* **Set exercise**:
Copy each line exactly. Drop every picture.

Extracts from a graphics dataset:
-*-*-

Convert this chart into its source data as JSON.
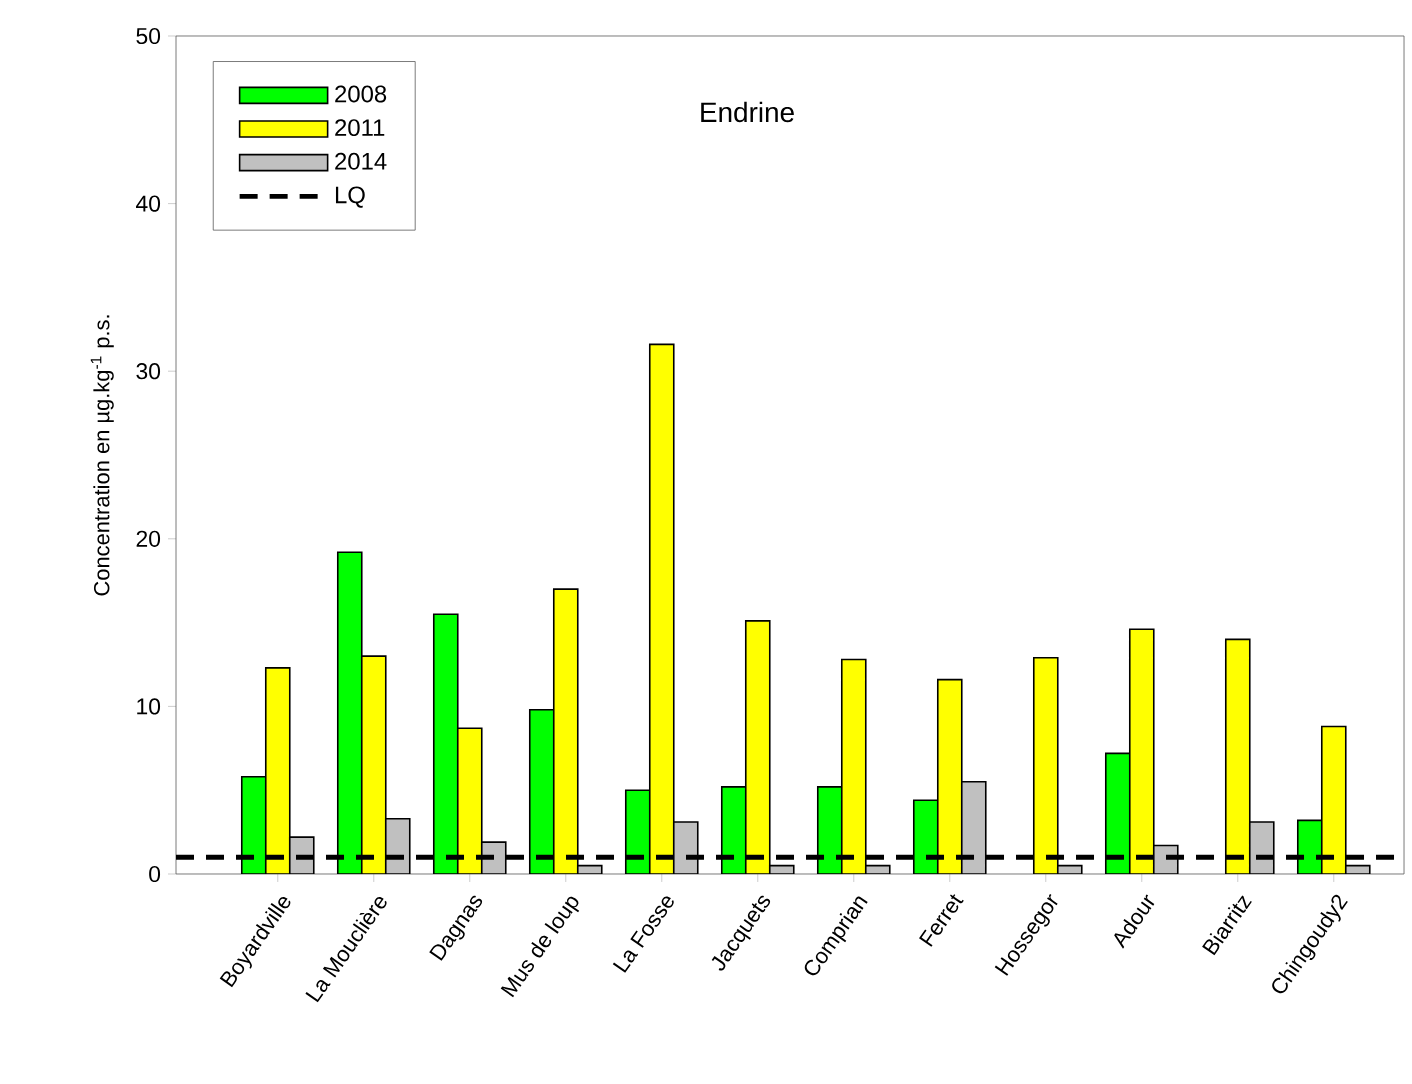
{
  "chart_data": {
    "type": "bar",
    "title": "Endrine",
    "ylabel": "Concentration en µg.kg$^{-1}$ p.s.",
    "categories": [
      "Boyardville",
      "La Mouclière",
      "Dagnas",
      "Mus de loup",
      "La Fosse",
      "Jacquets",
      "Comprian",
      "Ferret",
      "Hossegor",
      "Adour",
      "Biarritz",
      "Chingoudy2"
    ],
    "series": [
      {
        "name": "2008",
        "color": "#00ff00",
        "values": [
          5.8,
          19.2,
          15.5,
          9.8,
          5.0,
          5.2,
          5.2,
          4.4,
          null,
          7.2,
          null,
          3.2
        ]
      },
      {
        "name": "2011",
        "color": "#ffff00",
        "values": [
          12.3,
          13.0,
          8.7,
          17.0,
          31.6,
          15.1,
          12.8,
          11.6,
          12.9,
          14.6,
          14.0,
          8.8
        ]
      },
      {
        "name": "2014",
        "color": "#c0c0c0",
        "values": [
          2.2,
          3.3,
          1.9,
          0.5,
          3.1,
          0.5,
          0.5,
          5.5,
          0.5,
          1.7,
          3.1,
          0.5
        ]
      }
    ],
    "ref_lines": [
      {
        "axis": "y",
        "value": 1,
        "label": "LQ",
        "color": "#000000",
        "line_style": "dashed"
      }
    ],
    "ylim": [
      0,
      50
    ],
    "yticks": [
      0,
      10,
      20,
      30,
      40,
      50
    ],
    "legend": "top left"
  }
}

-*-*-

* **Answer to this task**:
Convert this chart into its source data as JSON.
{
  "chart_data": {
    "type": "bar",
    "title": "Endrine",
    "ylabel": "Concentration en µg.kg$^{-1}$ p.s.",
    "categories": [
      "Boyardville",
      "La Mouclière",
      "Dagnas",
      "Mus de loup",
      "La Fosse",
      "Jacquets",
      "Comprian",
      "Ferret",
      "Hossegor",
      "Adour",
      "Biarritz",
      "Chingoudy2"
    ],
    "series": [
      {
        "name": "2008",
        "color": "#00ff00",
        "values": [
          5.8,
          19.2,
          15.5,
          9.8,
          5.0,
          5.2,
          5.2,
          4.4,
          null,
          7.2,
          null,
          3.2
        ]
      },
      {
        "name": "2011",
        "color": "#ffff00",
        "values": [
          12.3,
          13.0,
          8.7,
          17.0,
          31.6,
          15.1,
          12.8,
          11.6,
          12.9,
          14.6,
          14.0,
          8.8
        ]
      },
      {
        "name": "2014",
        "color": "#c0c0c0",
        "values": [
          2.2,
          3.3,
          1.9,
          0.5,
          3.1,
          0.5,
          0.5,
          5.5,
          0.5,
          1.7,
          3.1,
          0.5
        ]
      }
    ],
    "ref_lines": [
      {
        "axis": "y",
        "value": 1,
        "label": "LQ",
        "color": "#000000",
        "line_style": "dashed"
      }
    ],
    "ylim": [
      0,
      50
    ],
    "yticks": [
      0,
      10,
      20,
      30,
      40,
      50
    ],
    "legend": "top left"
  }
}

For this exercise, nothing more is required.